-- Start --

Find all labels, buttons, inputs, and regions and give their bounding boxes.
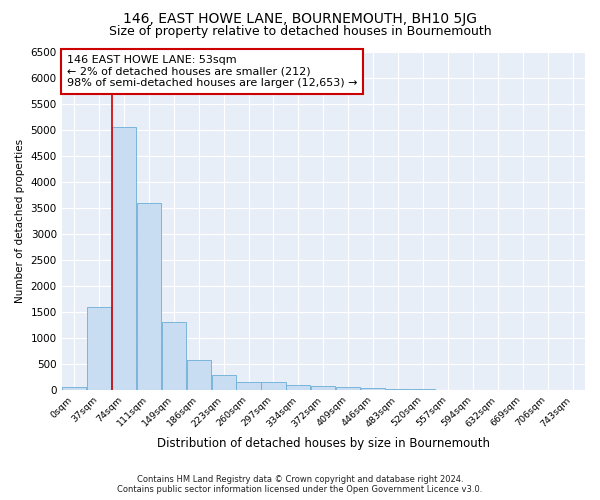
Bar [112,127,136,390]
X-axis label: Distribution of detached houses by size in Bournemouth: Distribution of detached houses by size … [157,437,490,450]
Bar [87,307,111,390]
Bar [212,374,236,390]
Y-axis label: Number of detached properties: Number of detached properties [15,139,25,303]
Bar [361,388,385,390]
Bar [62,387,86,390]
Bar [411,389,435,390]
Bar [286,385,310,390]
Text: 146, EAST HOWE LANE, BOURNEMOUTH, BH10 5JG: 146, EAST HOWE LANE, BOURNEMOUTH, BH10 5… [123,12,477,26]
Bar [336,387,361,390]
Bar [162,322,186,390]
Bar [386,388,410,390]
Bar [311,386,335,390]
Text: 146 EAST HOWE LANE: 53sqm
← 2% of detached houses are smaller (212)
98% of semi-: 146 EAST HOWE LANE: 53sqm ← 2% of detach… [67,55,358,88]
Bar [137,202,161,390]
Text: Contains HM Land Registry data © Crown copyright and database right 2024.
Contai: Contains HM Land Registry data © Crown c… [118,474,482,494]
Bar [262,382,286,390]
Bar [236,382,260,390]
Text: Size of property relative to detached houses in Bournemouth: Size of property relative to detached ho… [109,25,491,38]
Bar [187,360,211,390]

-- End --
-- Start --

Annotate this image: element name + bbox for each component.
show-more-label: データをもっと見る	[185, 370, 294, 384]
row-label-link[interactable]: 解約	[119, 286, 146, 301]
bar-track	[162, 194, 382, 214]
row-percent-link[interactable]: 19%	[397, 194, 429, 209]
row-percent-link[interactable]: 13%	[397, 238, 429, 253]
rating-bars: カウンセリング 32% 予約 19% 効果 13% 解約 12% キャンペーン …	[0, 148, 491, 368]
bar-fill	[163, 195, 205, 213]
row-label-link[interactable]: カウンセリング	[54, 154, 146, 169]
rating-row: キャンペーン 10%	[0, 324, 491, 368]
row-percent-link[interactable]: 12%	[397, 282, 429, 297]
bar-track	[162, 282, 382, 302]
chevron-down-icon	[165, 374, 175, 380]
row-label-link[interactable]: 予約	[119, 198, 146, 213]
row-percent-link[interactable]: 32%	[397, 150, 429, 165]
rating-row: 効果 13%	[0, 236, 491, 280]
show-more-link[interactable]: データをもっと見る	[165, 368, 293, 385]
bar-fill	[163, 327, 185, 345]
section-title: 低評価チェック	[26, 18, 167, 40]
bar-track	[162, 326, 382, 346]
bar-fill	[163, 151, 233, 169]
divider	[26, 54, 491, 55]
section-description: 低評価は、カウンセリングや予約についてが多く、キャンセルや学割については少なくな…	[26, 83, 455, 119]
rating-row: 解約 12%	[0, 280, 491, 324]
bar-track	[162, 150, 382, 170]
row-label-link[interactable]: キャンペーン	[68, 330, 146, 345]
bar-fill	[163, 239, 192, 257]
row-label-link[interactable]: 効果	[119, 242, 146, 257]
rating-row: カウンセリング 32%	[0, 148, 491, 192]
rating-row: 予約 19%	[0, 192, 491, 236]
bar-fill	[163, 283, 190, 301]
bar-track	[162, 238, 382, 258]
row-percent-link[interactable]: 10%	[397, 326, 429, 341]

-- End --
-- Start --

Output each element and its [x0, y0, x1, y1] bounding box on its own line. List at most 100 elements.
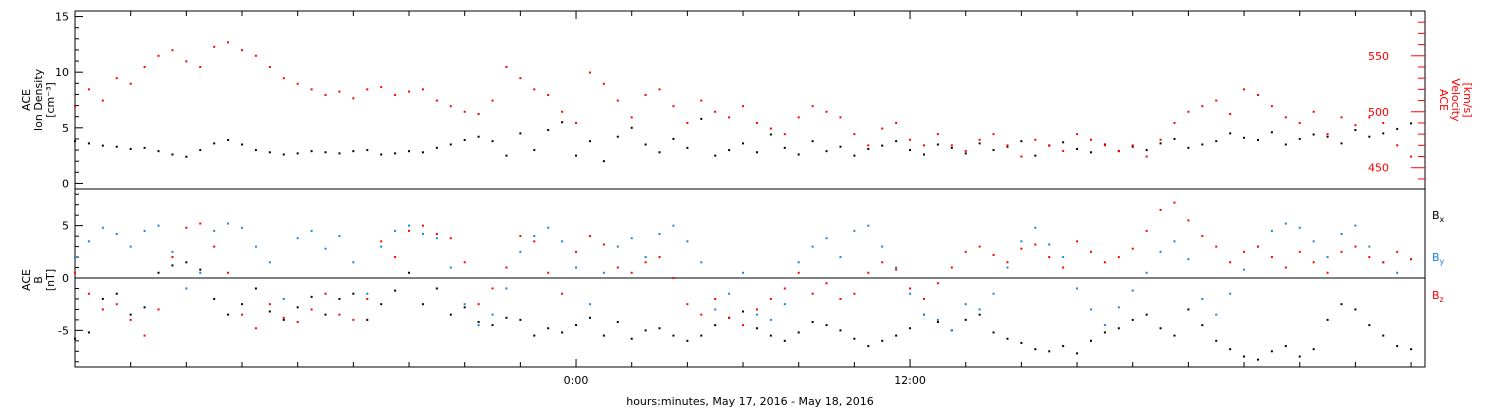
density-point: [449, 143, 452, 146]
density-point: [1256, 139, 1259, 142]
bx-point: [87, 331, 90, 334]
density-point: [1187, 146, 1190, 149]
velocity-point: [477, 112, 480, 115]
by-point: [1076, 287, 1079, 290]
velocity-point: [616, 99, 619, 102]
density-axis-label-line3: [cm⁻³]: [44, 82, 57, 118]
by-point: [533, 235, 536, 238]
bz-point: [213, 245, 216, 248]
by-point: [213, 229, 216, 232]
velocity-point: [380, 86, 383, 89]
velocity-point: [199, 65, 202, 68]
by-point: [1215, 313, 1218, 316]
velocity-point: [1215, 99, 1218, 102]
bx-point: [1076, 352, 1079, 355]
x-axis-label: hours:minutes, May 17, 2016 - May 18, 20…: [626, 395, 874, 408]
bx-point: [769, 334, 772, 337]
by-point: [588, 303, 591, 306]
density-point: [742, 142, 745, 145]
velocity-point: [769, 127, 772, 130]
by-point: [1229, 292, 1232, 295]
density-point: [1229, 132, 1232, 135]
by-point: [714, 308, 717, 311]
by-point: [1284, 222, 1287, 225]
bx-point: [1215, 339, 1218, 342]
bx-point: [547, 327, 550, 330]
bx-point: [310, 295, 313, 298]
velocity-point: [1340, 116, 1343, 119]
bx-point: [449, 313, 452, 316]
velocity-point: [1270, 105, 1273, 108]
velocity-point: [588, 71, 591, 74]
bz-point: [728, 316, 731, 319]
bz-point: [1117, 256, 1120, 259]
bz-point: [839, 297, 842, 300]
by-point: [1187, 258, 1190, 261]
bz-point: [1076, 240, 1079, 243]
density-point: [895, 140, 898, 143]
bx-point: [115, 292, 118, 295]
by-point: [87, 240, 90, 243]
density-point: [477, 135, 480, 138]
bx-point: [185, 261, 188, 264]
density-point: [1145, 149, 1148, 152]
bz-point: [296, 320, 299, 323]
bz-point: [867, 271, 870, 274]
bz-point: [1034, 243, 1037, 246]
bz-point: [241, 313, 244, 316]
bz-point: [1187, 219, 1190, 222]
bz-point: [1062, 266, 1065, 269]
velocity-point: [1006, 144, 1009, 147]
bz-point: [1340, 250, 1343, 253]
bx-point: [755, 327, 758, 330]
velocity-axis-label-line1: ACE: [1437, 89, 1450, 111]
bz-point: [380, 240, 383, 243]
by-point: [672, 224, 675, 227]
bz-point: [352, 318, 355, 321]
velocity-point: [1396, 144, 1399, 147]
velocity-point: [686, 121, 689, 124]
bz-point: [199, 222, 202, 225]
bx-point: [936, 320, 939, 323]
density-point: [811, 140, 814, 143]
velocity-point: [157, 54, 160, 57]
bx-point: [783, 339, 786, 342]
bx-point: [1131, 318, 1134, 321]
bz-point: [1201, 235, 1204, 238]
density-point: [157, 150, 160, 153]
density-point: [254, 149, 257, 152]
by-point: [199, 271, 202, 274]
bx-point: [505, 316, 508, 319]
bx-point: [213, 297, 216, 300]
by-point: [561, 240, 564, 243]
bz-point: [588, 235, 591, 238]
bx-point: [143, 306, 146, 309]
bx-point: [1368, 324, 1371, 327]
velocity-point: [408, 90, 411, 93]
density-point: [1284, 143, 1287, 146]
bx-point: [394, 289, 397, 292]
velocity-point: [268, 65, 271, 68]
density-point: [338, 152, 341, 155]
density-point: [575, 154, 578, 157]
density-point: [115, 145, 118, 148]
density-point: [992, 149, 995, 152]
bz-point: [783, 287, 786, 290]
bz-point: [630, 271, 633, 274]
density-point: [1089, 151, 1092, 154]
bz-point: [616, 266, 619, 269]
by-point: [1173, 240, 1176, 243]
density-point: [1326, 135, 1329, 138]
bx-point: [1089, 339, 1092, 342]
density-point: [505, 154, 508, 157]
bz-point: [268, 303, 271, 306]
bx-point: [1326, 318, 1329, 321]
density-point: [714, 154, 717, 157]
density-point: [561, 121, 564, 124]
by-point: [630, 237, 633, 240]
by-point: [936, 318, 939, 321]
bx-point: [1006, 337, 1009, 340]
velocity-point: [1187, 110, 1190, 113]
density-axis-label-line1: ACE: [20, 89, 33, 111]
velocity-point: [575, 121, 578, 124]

-- End --

**The problem:** Can you rewrite the material between the lines holding "density-point: [449, 143, 452, 146]" and "by-point: [588, 303, 591, 306]", inclusive, so that "velocity-point" becomes "speed-point" and nothing else changes, giving back only those lines?

**Solution below:**
density-point: [449, 143, 452, 146]
density-point: [1256, 139, 1259, 142]
bx-point: [87, 331, 90, 334]
density-point: [1187, 146, 1190, 149]
speed-point: [477, 112, 480, 115]
by-point: [1076, 287, 1079, 290]
speed-point: [616, 99, 619, 102]
density-axis-label-line3: [cm⁻³]: [44, 82, 57, 118]
by-point: [533, 235, 536, 238]
bz-point: [213, 245, 216, 248]
by-point: [213, 229, 216, 232]
speed-point: [380, 86, 383, 89]
speed-point: [199, 65, 202, 68]
by-point: [1215, 313, 1218, 316]
speed-point: [1215, 99, 1218, 102]
bx-point: [1076, 352, 1079, 355]
x-axis-label: hours:minutes, May 17, 2016 - May 18, 20…: [626, 395, 874, 408]
bx-point: [769, 334, 772, 337]
by-point: [588, 303, 591, 306]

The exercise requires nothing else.